### SUPPLIED MATERIAL:
=-=-=
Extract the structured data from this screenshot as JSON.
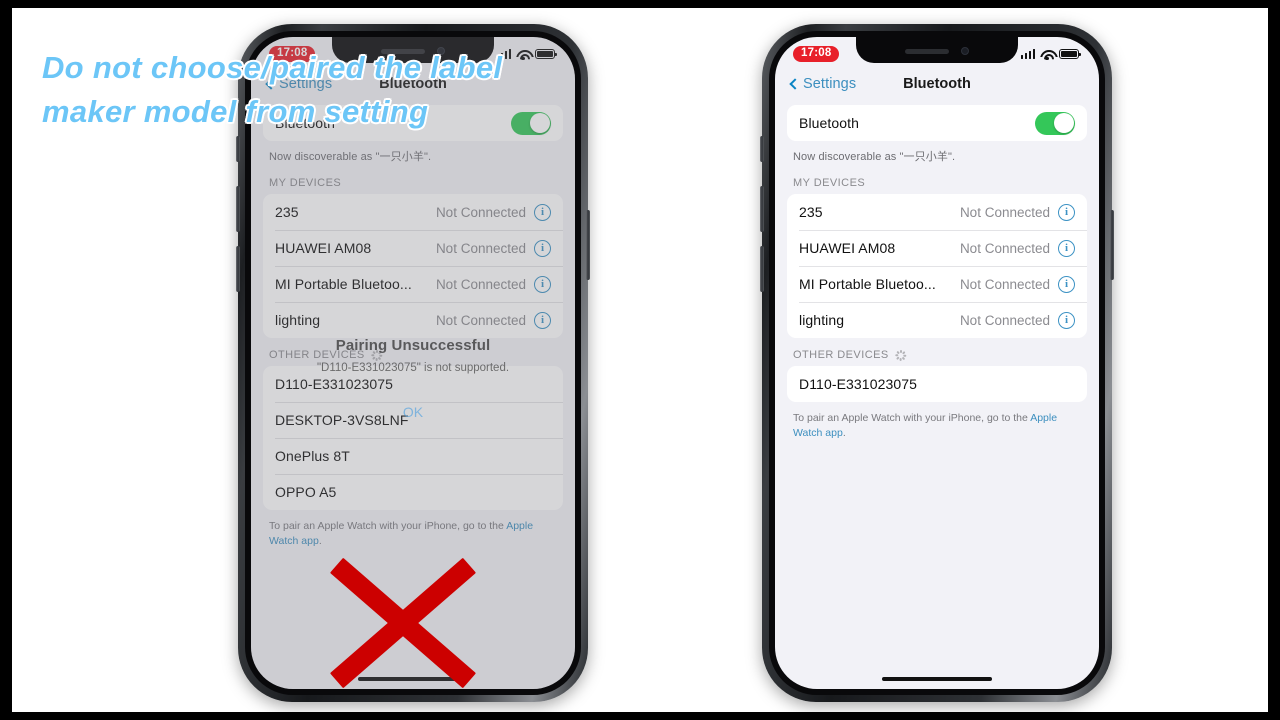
{
  "overlay": {
    "caption": "Do not choose/paired the label\nmaker model from setting",
    "caption_color": "#6cc6f7",
    "x_mark_color": "#cc0000",
    "x_mark_name": "red-x-mark"
  },
  "phones": {
    "left": {
      "status_bar": {
        "time": "17:08",
        "signal": "signal-bars",
        "wifi": "wifi-icon",
        "battery": "battery-icon"
      },
      "nav": {
        "back_label": "Settings",
        "title": "Bluetooth"
      },
      "bluetooth_row": {
        "label": "Bluetooth",
        "toggle_state": "on",
        "toggle_color": "#34c759"
      },
      "discoverable_note": "Now discoverable as \"一只小羊\".",
      "my_devices_header": "MY DEVICES",
      "my_devices": [
        {
          "name": "235",
          "status": "Not Connected"
        },
        {
          "name": "HUAWEI AM08",
          "status": "Not Connected"
        },
        {
          "name": "MI Portable Bluetoo...",
          "status": "Not Connected"
        },
        {
          "name": "lighting",
          "status": "Not Connected"
        }
      ],
      "other_devices_header": "OTHER DEVICES",
      "other_devices": [
        {
          "name": "D110-E331023075"
        },
        {
          "name": "DESKTOP-3VS8LNF"
        },
        {
          "name": "OnePlus 8T"
        },
        {
          "name": "OPPO A5"
        }
      ],
      "footnote_text": "To pair an Apple Watch with your iPhone, go to the ",
      "footnote_link": "Apple Watch app",
      "footnote_end": ".",
      "alert": {
        "title": "Pairing Unsuccessful",
        "message": "\"D110-E331023075\" is not supported.",
        "ok_label": "OK"
      }
    },
    "right": {
      "status_bar": {
        "time": "17:08",
        "signal": "signal-bars",
        "wifi": "wifi-icon",
        "battery": "battery-icon"
      },
      "nav": {
        "back_label": "Settings",
        "title": "Bluetooth"
      },
      "bluetooth_row": {
        "label": "Bluetooth",
        "toggle_state": "on",
        "toggle_color": "#34c759"
      },
      "discoverable_note": "Now discoverable as \"一只小羊\".",
      "my_devices_header": "MY DEVICES",
      "my_devices": [
        {
          "name": "235",
          "status": "Not Connected"
        },
        {
          "name": "HUAWEI AM08",
          "status": "Not Connected"
        },
        {
          "name": "MI Portable Bluetoo...",
          "status": "Not Connected"
        },
        {
          "name": "lighting",
          "status": "Not Connected"
        }
      ],
      "other_devices_header": "OTHER DEVICES",
      "other_devices": [
        {
          "name": "D110-E331023075"
        }
      ],
      "footnote_text": "To pair an Apple Watch with your iPhone, go to the ",
      "footnote_link": "Apple Watch app",
      "footnote_end": "."
    }
  }
}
=-=-=
### WHAT THIS TASK INVOLVES:
Copy the records exactly. Skip the pictures.

### SOLUTION BELOW:
Extract the structured data from this screenshot as JSON.
{
  "overlay": {
    "caption": "Do not choose/paired the label\nmaker model from setting",
    "caption_color": "#6cc6f7",
    "x_mark_color": "#cc0000",
    "x_mark_name": "red-x-mark"
  },
  "phones": {
    "left": {
      "status_bar": {
        "time": "17:08",
        "signal": "signal-bars",
        "wifi": "wifi-icon",
        "battery": "battery-icon"
      },
      "nav": {
        "back_label": "Settings",
        "title": "Bluetooth"
      },
      "bluetooth_row": {
        "label": "Bluetooth",
        "toggle_state": "on",
        "toggle_color": "#34c759"
      },
      "discoverable_note": "Now discoverable as \"一只小羊\".",
      "my_devices_header": "MY DEVICES",
      "my_devices": [
        {
          "name": "235",
          "status": "Not Connected"
        },
        {
          "name": "HUAWEI AM08",
          "status": "Not Connected"
        },
        {
          "name": "MI Portable Bluetoo...",
          "status": "Not Connected"
        },
        {
          "name": "lighting",
          "status": "Not Connected"
        }
      ],
      "other_devices_header": "OTHER DEVICES",
      "other_devices": [
        {
          "name": "D110-E331023075"
        },
        {
          "name": "DESKTOP-3VS8LNF"
        },
        {
          "name": "OnePlus 8T"
        },
        {
          "name": "OPPO A5"
        }
      ],
      "footnote_text": "To pair an Apple Watch with your iPhone, go to the ",
      "footnote_link": "Apple Watch app",
      "footnote_end": ".",
      "alert": {
        "title": "Pairing Unsuccessful",
        "message": "\"D110-E331023075\" is not supported.",
        "ok_label": "OK"
      }
    },
    "right": {
      "status_bar": {
        "time": "17:08",
        "signal": "signal-bars",
        "wifi": "wifi-icon",
        "battery": "battery-icon"
      },
      "nav": {
        "back_label": "Settings",
        "title": "Bluetooth"
      },
      "bluetooth_row": {
        "label": "Bluetooth",
        "toggle_state": "on",
        "toggle_color": "#34c759"
      },
      "discoverable_note": "Now discoverable as \"一只小羊\".",
      "my_devices_header": "MY DEVICES",
      "my_devices": [
        {
          "name": "235",
          "status": "Not Connected"
        },
        {
          "name": "HUAWEI AM08",
          "status": "Not Connected"
        },
        {
          "name": "MI Portable Bluetoo...",
          "status": "Not Connected"
        },
        {
          "name": "lighting",
          "status": "Not Connected"
        }
      ],
      "other_devices_header": "OTHER DEVICES",
      "other_devices": [
        {
          "name": "D110-E331023075"
        }
      ],
      "footnote_text": "To pair an Apple Watch with your iPhone, go to the ",
      "footnote_link": "Apple Watch app",
      "footnote_end": "."
    }
  }
}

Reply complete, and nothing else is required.